#### Material provided

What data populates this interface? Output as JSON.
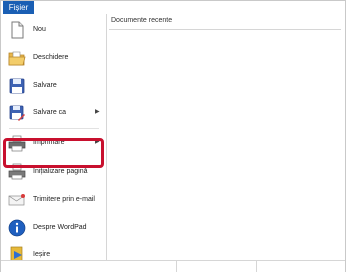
{
  "menubar": {
    "file_tab": "Fișier"
  },
  "menu": {
    "items": [
      {
        "label": "Nou",
        "icon": "new-document-icon",
        "submenu": false
      },
      {
        "label": "Deschidere",
        "icon": "open-folder-icon",
        "submenu": false
      },
      {
        "label": "Salvare",
        "icon": "save-floppy-icon",
        "submenu": false
      },
      {
        "label": "Salvare ca",
        "icon": "save-as-icon",
        "submenu": true
      },
      {
        "label": "Imprimare",
        "icon": "printer-icon",
        "submenu": true,
        "highlighted": true
      },
      {
        "label": "Inițializare pagină",
        "icon": "page-setup-icon",
        "submenu": false
      },
      {
        "label": "Trimitere prin e-mail",
        "icon": "email-icon",
        "submenu": false
      },
      {
        "label": "Despre WordPad",
        "icon": "info-icon",
        "submenu": false
      },
      {
        "label": "Ieșire",
        "icon": "exit-icon",
        "submenu": false
      }
    ],
    "submenu_arrow": "▶"
  },
  "recent": {
    "title": "Documente recente"
  },
  "colors": {
    "accent": "#1a5fb4",
    "highlight": "#c8102e"
  }
}
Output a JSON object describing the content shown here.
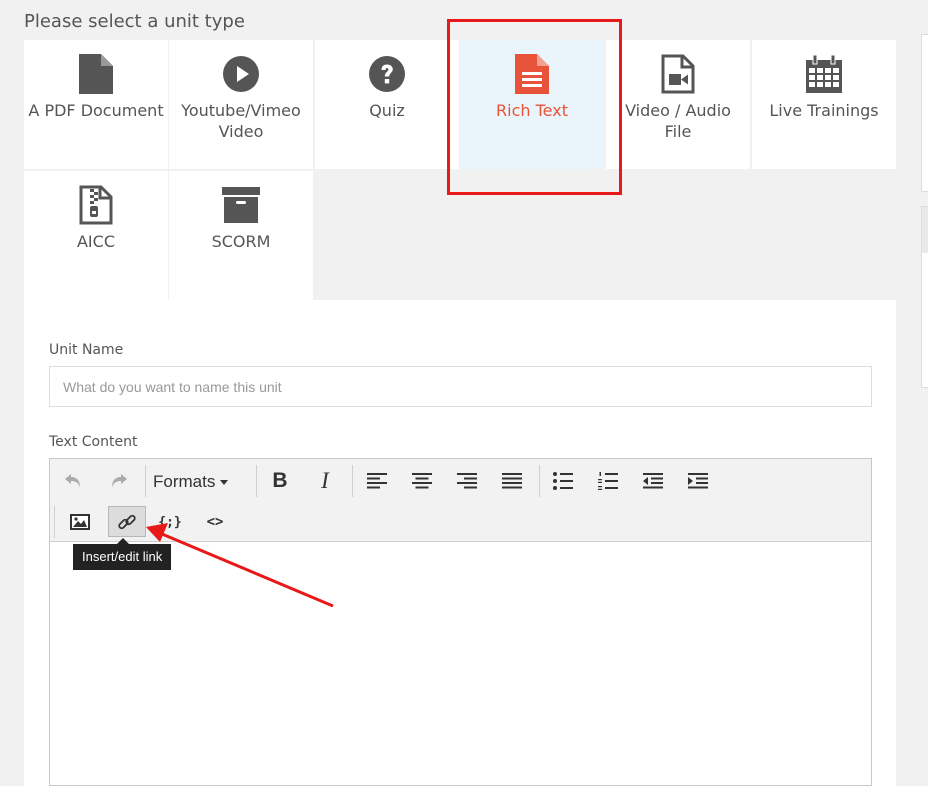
{
  "heading": "Please select a unit type",
  "unit_types": [
    {
      "label": "A PDF Document",
      "icon": "file-icon",
      "selected": false
    },
    {
      "label": "Youtube/Vimeo Video",
      "icon": "play-circle-icon",
      "selected": false
    },
    {
      "label": "Quiz",
      "icon": "question-circle-icon",
      "selected": false
    },
    {
      "label": "Rich Text",
      "icon": "file-text-icon",
      "selected": true
    },
    {
      "label": "Video / Audio File",
      "icon": "file-video-icon",
      "selected": false
    },
    {
      "label": "Live Trainings",
      "icon": "calendar-icon",
      "selected": false
    },
    {
      "label": "AICC",
      "icon": "file-archive-icon",
      "selected": false
    },
    {
      "label": "SCORM",
      "icon": "archive-box-icon",
      "selected": false
    }
  ],
  "form": {
    "unit_name_label": "Unit Name",
    "unit_name_placeholder": "What do you want to name this unit",
    "unit_name_value": "",
    "text_content_label": "Text Content"
  },
  "editor": {
    "formats_label": "Formats",
    "bold_glyph": "B",
    "italic_glyph": "I",
    "variable_glyph": "{;}",
    "code_glyph": "<>",
    "tooltip": "Insert/edit link"
  },
  "colors": {
    "accent": "#e8533a",
    "selected_tile_bg": "#e9f4fb",
    "annotation_red": "#e81919",
    "icon_gray": "#555555"
  }
}
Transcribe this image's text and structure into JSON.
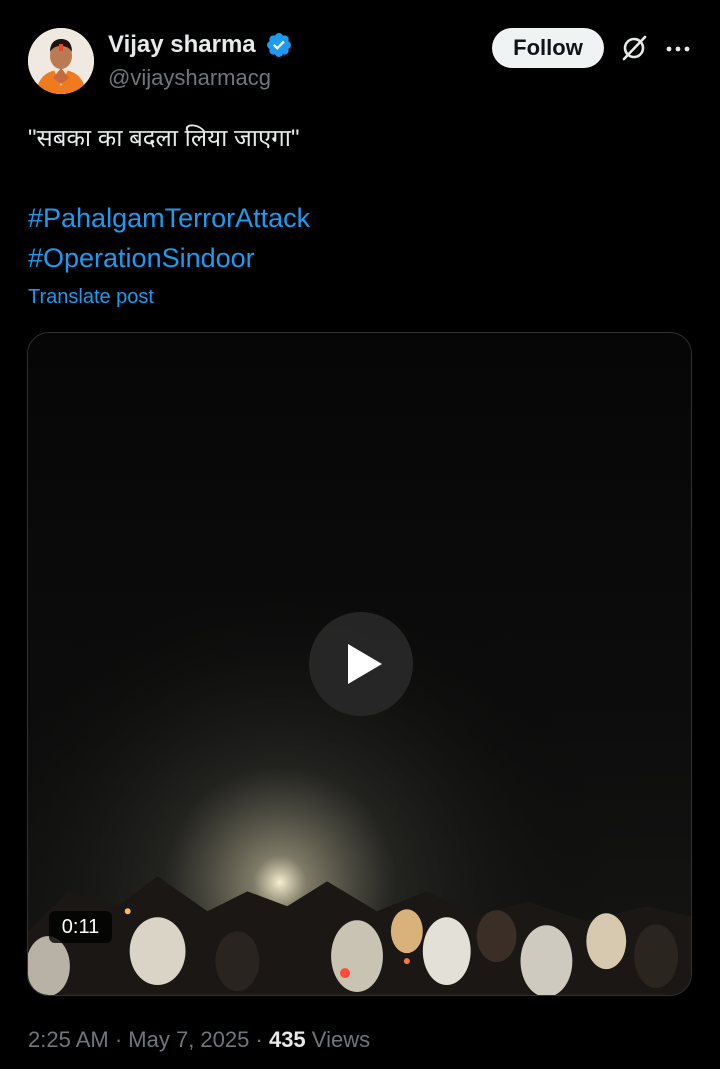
{
  "author": {
    "name": "Vijay sharma",
    "handle": "@vijaysharmacg",
    "verified": true,
    "avatar_icon": "avatar"
  },
  "header": {
    "follow_label": "Follow",
    "grok_icon": "grok-icon",
    "more_icon": "more-icon"
  },
  "post": {
    "text": "\"सबका का बदला लिया जाएगा\"",
    "hashtags": [
      "#PahalgamTerrorAttack",
      "#OperationSindoor"
    ],
    "translate_label": "Translate post"
  },
  "media": {
    "type": "video",
    "duration": "0:11",
    "play_icon": "play-icon"
  },
  "meta": {
    "time": "2:25 AM",
    "separator": "·",
    "date": "May 7, 2025",
    "views_count": "435",
    "views_label": "Views"
  },
  "colors": {
    "background": "#000000",
    "text": "#e7e9ea",
    "secondary": "#71767b",
    "link": "#1d9bf0",
    "verified": "#1d9bf0",
    "follow_bg": "#eff3f4"
  }
}
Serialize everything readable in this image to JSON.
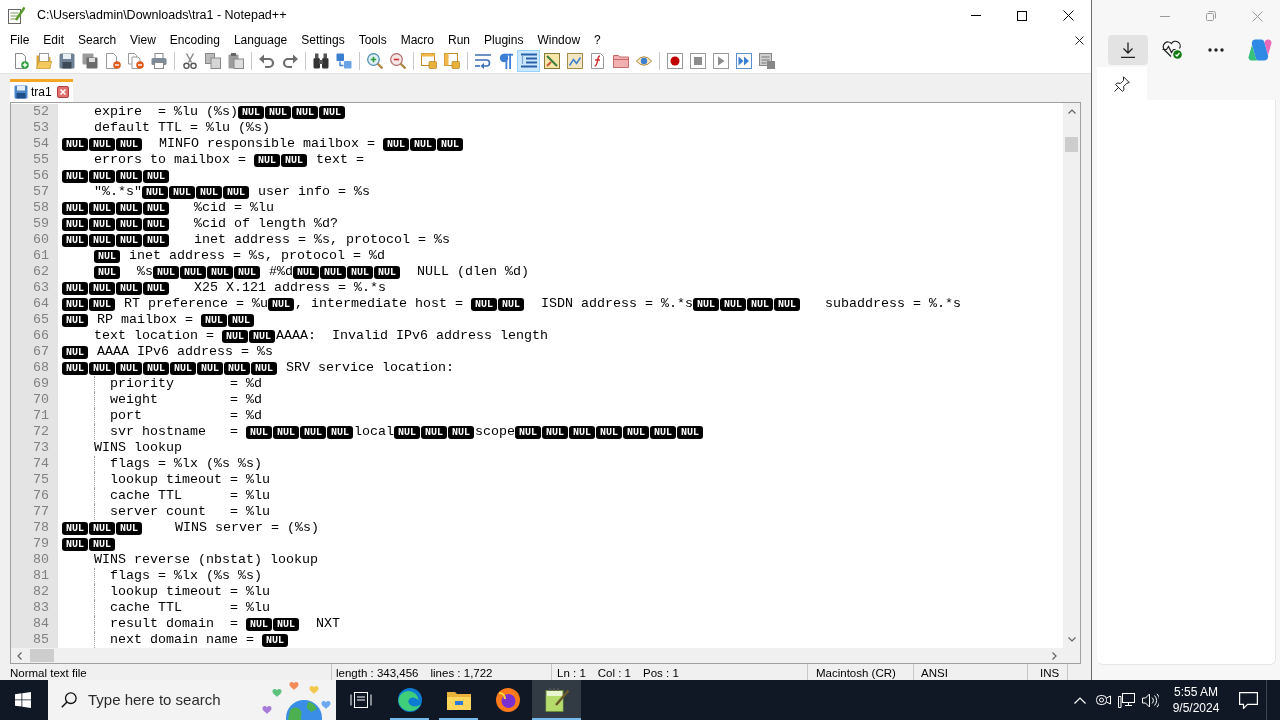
{
  "window": {
    "title": "C:\\Users\\admin\\Downloads\\tra1 - Notepad++"
  },
  "menu": [
    "File",
    "Edit",
    "Search",
    "View",
    "Encoding",
    "Language",
    "Settings",
    "Tools",
    "Macro",
    "Run",
    "Plugins",
    "Window",
    "?"
  ],
  "toolbar": [
    {
      "buttons": [
        {
          "kind": "new",
          "on": false
        },
        {
          "kind": "open",
          "on": false
        },
        {
          "kind": "save",
          "on": false
        },
        {
          "kind": "save-all",
          "on": false
        },
        {
          "kind": "close",
          "on": false
        },
        {
          "kind": "close-all",
          "on": false
        },
        {
          "kind": "print",
          "on": false
        }
      ]
    },
    {
      "buttons": [
        {
          "kind": "cut",
          "on": false
        },
        {
          "kind": "copy",
          "on": false
        },
        {
          "kind": "paste",
          "on": false
        }
      ]
    },
    {
      "buttons": [
        {
          "kind": "undo",
          "on": false
        },
        {
          "kind": "redo",
          "on": false
        }
      ]
    },
    {
      "buttons": [
        {
          "kind": "find",
          "on": false
        },
        {
          "kind": "replace",
          "on": false
        }
      ]
    },
    {
      "buttons": [
        {
          "kind": "zoom-in",
          "on": false
        },
        {
          "kind": "zoom-out",
          "on": false
        }
      ]
    },
    {
      "buttons": [
        {
          "kind": "sync-vertical",
          "on": false
        },
        {
          "kind": "sync-horizontal",
          "on": false
        }
      ]
    },
    {
      "buttons": [
        {
          "kind": "word-wrap",
          "on": false
        },
        {
          "kind": "show-all-chars",
          "on": false
        },
        {
          "kind": "indent-guide",
          "on": true
        },
        {
          "kind": "user-language",
          "on": false
        },
        {
          "kind": "document-map",
          "on": false
        },
        {
          "kind": "function-list",
          "on": false
        },
        {
          "kind": "folder-workspace",
          "on": false
        },
        {
          "kind": "monitoring",
          "on": false
        }
      ]
    },
    {
      "buttons": [
        {
          "kind": "record",
          "on": false
        },
        {
          "kind": "stop",
          "on": false
        },
        {
          "kind": "play",
          "on": false
        },
        {
          "kind": "run-multiple",
          "on": false
        },
        {
          "kind": "save-macro",
          "on": false
        }
      ]
    }
  ],
  "tabs": [
    {
      "label": "tra1",
      "selected": true
    }
  ],
  "editor": {
    "lines": [
      {
        "number": "52",
        "segments": [
          {
            "kind": "text",
            "text": "    expire  = %lu (%s)"
          },
          {
            "kind": "nul",
            "text": "NUL"
          },
          {
            "kind": "nul",
            "text": "NUL"
          },
          {
            "kind": "nul",
            "text": "NUL"
          },
          {
            "kind": "nul",
            "text": "NUL"
          }
        ]
      },
      {
        "number": "53",
        "segments": [
          {
            "kind": "text",
            "text": "    default TTL = %lu (%s)"
          }
        ]
      },
      {
        "number": "54",
        "segments": [
          {
            "kind": "nul",
            "text": "NUL"
          },
          {
            "kind": "nul",
            "text": "NUL"
          },
          {
            "kind": "nul",
            "text": "NUL"
          },
          {
            "kind": "text",
            "text": "  MINFO responsible mailbox = "
          },
          {
            "kind": "nul",
            "text": "NUL"
          },
          {
            "kind": "nul",
            "text": "NUL"
          },
          {
            "kind": "nul",
            "text": "NUL"
          }
        ]
      },
      {
        "number": "55",
        "segments": [
          {
            "kind": "text",
            "text": "    errors to mailbox = "
          },
          {
            "kind": "nul",
            "text": "NUL"
          },
          {
            "kind": "nul",
            "text": "NUL"
          },
          {
            "kind": "text",
            "text": " text ="
          }
        ]
      },
      {
        "number": "56",
        "segments": [
          {
            "kind": "nul",
            "text": "NUL"
          },
          {
            "kind": "nul",
            "text": "NUL"
          },
          {
            "kind": "nul",
            "text": "NUL"
          },
          {
            "kind": "nul",
            "text": "NUL"
          }
        ]
      },
      {
        "number": "57",
        "segments": [
          {
            "kind": "text",
            "text": "    \"%.*s\""
          },
          {
            "kind": "nul",
            "text": "NUL"
          },
          {
            "kind": "nul",
            "text": "NUL"
          },
          {
            "kind": "nul",
            "text": "NUL"
          },
          {
            "kind": "nul",
            "text": "NUL"
          },
          {
            "kind": "text",
            "text": " user info = %s"
          }
        ]
      },
      {
        "number": "58",
        "segments": [
          {
            "kind": "nul",
            "text": "NUL"
          },
          {
            "kind": "nul",
            "text": "NUL"
          },
          {
            "kind": "nul",
            "text": "NUL"
          },
          {
            "kind": "nul",
            "text": "NUL"
          },
          {
            "kind": "text",
            "text": "   %cid = %lu"
          }
        ]
      },
      {
        "number": "59",
        "segments": [
          {
            "kind": "nul",
            "text": "NUL"
          },
          {
            "kind": "nul",
            "text": "NUL"
          },
          {
            "kind": "nul",
            "text": "NUL"
          },
          {
            "kind": "nul",
            "text": "NUL"
          },
          {
            "kind": "text",
            "text": "   %cid of length %d?"
          }
        ]
      },
      {
        "number": "60",
        "segments": [
          {
            "kind": "nul",
            "text": "NUL"
          },
          {
            "kind": "nul",
            "text": "NUL"
          },
          {
            "kind": "nul",
            "text": "NUL"
          },
          {
            "kind": "nul",
            "text": "NUL"
          },
          {
            "kind": "text",
            "text": "   inet address = %s, protocol = %s"
          }
        ]
      },
      {
        "number": "61",
        "segments": [
          {
            "kind": "tab"
          },
          {
            "kind": "nul",
            "text": "NUL"
          },
          {
            "kind": "text",
            "text": " inet address = %s, protocol = %d"
          }
        ]
      },
      {
        "number": "62",
        "segments": [
          {
            "kind": "tab"
          },
          {
            "kind": "nul",
            "text": "NUL"
          },
          {
            "kind": "text",
            "text": "  %s"
          },
          {
            "kind": "nul",
            "text": "NUL"
          },
          {
            "kind": "nul",
            "text": "NUL"
          },
          {
            "kind": "nul",
            "text": "NUL"
          },
          {
            "kind": "nul",
            "text": "NUL"
          },
          {
            "kind": "text",
            "text": " #%d"
          },
          {
            "kind": "nul",
            "text": "NUL"
          },
          {
            "kind": "nul",
            "text": "NUL"
          },
          {
            "kind": "nul",
            "text": "NUL"
          },
          {
            "kind": "nul",
            "text": "NUL"
          },
          {
            "kind": "text",
            "text": "  NULL (dlen %d)"
          }
        ]
      },
      {
        "number": "63",
        "segments": [
          {
            "kind": "nul",
            "text": "NUL"
          },
          {
            "kind": "nul",
            "text": "NUL"
          },
          {
            "kind": "nul",
            "text": "NUL"
          },
          {
            "kind": "nul",
            "text": "NUL"
          },
          {
            "kind": "text",
            "text": "   X25 X.121 address = %.*s"
          }
        ]
      },
      {
        "number": "64",
        "segments": [
          {
            "kind": "nul",
            "text": "NUL"
          },
          {
            "kind": "nul",
            "text": "NUL"
          },
          {
            "kind": "text",
            "text": " RT preference = %u"
          },
          {
            "kind": "nul",
            "text": "NUL"
          },
          {
            "kind": "text",
            "text": ", intermediate host = "
          },
          {
            "kind": "nul",
            "text": "NUL"
          },
          {
            "kind": "nul",
            "text": "NUL"
          },
          {
            "kind": "text",
            "text": "  ISDN address = %.*s"
          },
          {
            "kind": "nul",
            "text": "NUL"
          },
          {
            "kind": "nul",
            "text": "NUL"
          },
          {
            "kind": "nul",
            "text": "NUL"
          },
          {
            "kind": "nul",
            "text": "NUL"
          },
          {
            "kind": "text",
            "text": "   subaddress = %.*s"
          }
        ]
      },
      {
        "number": "65",
        "segments": [
          {
            "kind": "nul",
            "text": "NUL"
          },
          {
            "kind": "text",
            "text": " RP mailbox = "
          },
          {
            "kind": "nul",
            "text": "NUL"
          },
          {
            "kind": "nul",
            "text": "NUL"
          }
        ]
      },
      {
        "number": "66",
        "segments": [
          {
            "kind": "text",
            "text": "    text location = "
          },
          {
            "kind": "nul",
            "text": "NUL"
          },
          {
            "kind": "nul",
            "text": "NUL"
          },
          {
            "kind": "text",
            "text": "AAAA:  Invalid IPv6 address length"
          }
        ]
      },
      {
        "number": "67",
        "segments": [
          {
            "kind": "nul",
            "text": "NUL"
          },
          {
            "kind": "text",
            "text": " AAAA IPv6 address = %s"
          }
        ]
      },
      {
        "number": "68",
        "segments": [
          {
            "kind": "nul",
            "text": "NUL"
          },
          {
            "kind": "nul",
            "text": "NUL"
          },
          {
            "kind": "nul",
            "text": "NUL"
          },
          {
            "kind": "nul",
            "text": "NUL"
          },
          {
            "kind": "nul",
            "text": "NUL"
          },
          {
            "kind": "nul",
            "text": "NUL"
          },
          {
            "kind": "nul",
            "text": "NUL"
          },
          {
            "kind": "nul",
            "text": "NUL"
          },
          {
            "kind": "text",
            "text": " SRV service location:"
          }
        ]
      },
      {
        "number": "69",
        "segments": [
          {
            "kind": "text",
            "text": "      priority       = %d"
          }
        ]
      },
      {
        "number": "70",
        "segments": [
          {
            "kind": "text",
            "text": "      weight         = %d"
          }
        ]
      },
      {
        "number": "71",
        "segments": [
          {
            "kind": "text",
            "text": "      port           = %d"
          }
        ]
      },
      {
        "number": "72",
        "segments": [
          {
            "kind": "text",
            "text": "      svr hostname   = "
          },
          {
            "kind": "nul",
            "text": "NUL"
          },
          {
            "kind": "nul",
            "text": "NUL"
          },
          {
            "kind": "nul",
            "text": "NUL"
          },
          {
            "kind": "nul",
            "text": "NUL"
          },
          {
            "kind": "text",
            "text": "local"
          },
          {
            "kind": "nul",
            "text": "NUL"
          },
          {
            "kind": "nul",
            "text": "NUL"
          },
          {
            "kind": "nul",
            "text": "NUL"
          },
          {
            "kind": "text",
            "text": "scope"
          },
          {
            "kind": "nul",
            "text": "NUL"
          },
          {
            "kind": "nul",
            "text": "NUL"
          },
          {
            "kind": "nul",
            "text": "NUL"
          },
          {
            "kind": "nul",
            "text": "NUL"
          },
          {
            "kind": "nul",
            "text": "NUL"
          },
          {
            "kind": "nul",
            "text": "NUL"
          },
          {
            "kind": "nul",
            "text": "NUL"
          }
        ]
      },
      {
        "number": "73",
        "segments": [
          {
            "kind": "text",
            "text": "    WINS lookup"
          }
        ]
      },
      {
        "number": "74",
        "segments": [
          {
            "kind": "text",
            "text": "      flags = %lx (%s %s)"
          }
        ]
      },
      {
        "number": "75",
        "segments": [
          {
            "kind": "text",
            "text": "      lookup timeout = %lu"
          }
        ]
      },
      {
        "number": "76",
        "segments": [
          {
            "kind": "text",
            "text": "      cache TTL      = %lu"
          }
        ]
      },
      {
        "number": "77",
        "segments": [
          {
            "kind": "text",
            "text": "      server count   = %lu"
          }
        ]
      },
      {
        "number": "78",
        "segments": [
          {
            "kind": "nul",
            "text": "NUL"
          },
          {
            "kind": "nul",
            "text": "NUL"
          },
          {
            "kind": "nul",
            "text": "NUL"
          },
          {
            "kind": "text",
            "text": "    WINS server = (%s)"
          }
        ]
      },
      {
        "number": "79",
        "segments": [
          {
            "kind": "nul",
            "text": "NUL"
          },
          {
            "kind": "nul",
            "text": "NUL"
          }
        ]
      },
      {
        "number": "80",
        "segments": [
          {
            "kind": "text",
            "text": "    WINS reverse (nbstat) lookup"
          }
        ]
      },
      {
        "number": "81",
        "segments": [
          {
            "kind": "text",
            "text": "      flags = %lx (%s %s)"
          }
        ]
      },
      {
        "number": "82",
        "segments": [
          {
            "kind": "text",
            "text": "      lookup timeout = %lu"
          }
        ]
      },
      {
        "number": "83",
        "segments": [
          {
            "kind": "text",
            "text": "      cache TTL      = %lu"
          }
        ]
      },
      {
        "number": "84",
        "segments": [
          {
            "kind": "text",
            "text": "      result domain  = "
          },
          {
            "kind": "nul",
            "text": "NUL"
          },
          {
            "kind": "nul",
            "text": "NUL"
          },
          {
            "kind": "text",
            "text": "  NXT"
          }
        ]
      },
      {
        "number": "85",
        "segments": [
          {
            "kind": "text",
            "text": "      next domain name = "
          },
          {
            "kind": "nul",
            "text": "NUL"
          }
        ]
      }
    ]
  },
  "status_bar": [
    {
      "items": [
        "Normal text file"
      ]
    },
    {
      "items": [
        "length : 343,456",
        "lines : 1,722"
      ]
    },
    {
      "items": [
        "Ln : 1",
        "Col : 1",
        "Pos : 1"
      ]
    },
    {
      "items": [
        "Macintosh (CR)"
      ]
    },
    {
      "items": [
        "ANSI"
      ]
    },
    {
      "items": [
        "INS"
      ]
    }
  ],
  "browser": {
    "toolbar": [
      {
        "kind": "downloads",
        "on": true
      },
      {
        "kind": "essentials",
        "on": false
      },
      {
        "kind": "more",
        "on": false
      },
      {
        "kind": "assistant",
        "on": false
      }
    ]
  },
  "taskbar": {
    "search": {
      "placeholder": "Type here to search"
    },
    "apps": [
      {
        "kind": "task-view",
        "running": false,
        "selected": false
      },
      {
        "kind": "edge",
        "running": true,
        "selected": false
      },
      {
        "kind": "file-explorer",
        "running": true,
        "selected": false
      },
      {
        "kind": "firefox",
        "running": false,
        "selected": false
      },
      {
        "kind": "notepad-plus-plus",
        "running": true,
        "selected": true
      }
    ],
    "clock": {
      "time": "5:55 AM",
      "date": "9/5/2024"
    }
  }
}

########

Exercise aim:
Copy down every line of the entries containing the word "AAAA".

Solution for this exercise:
            "text": "AAAA:  Invalid IPv6 address length"
            "text": " AAAA IPv6 address = %s"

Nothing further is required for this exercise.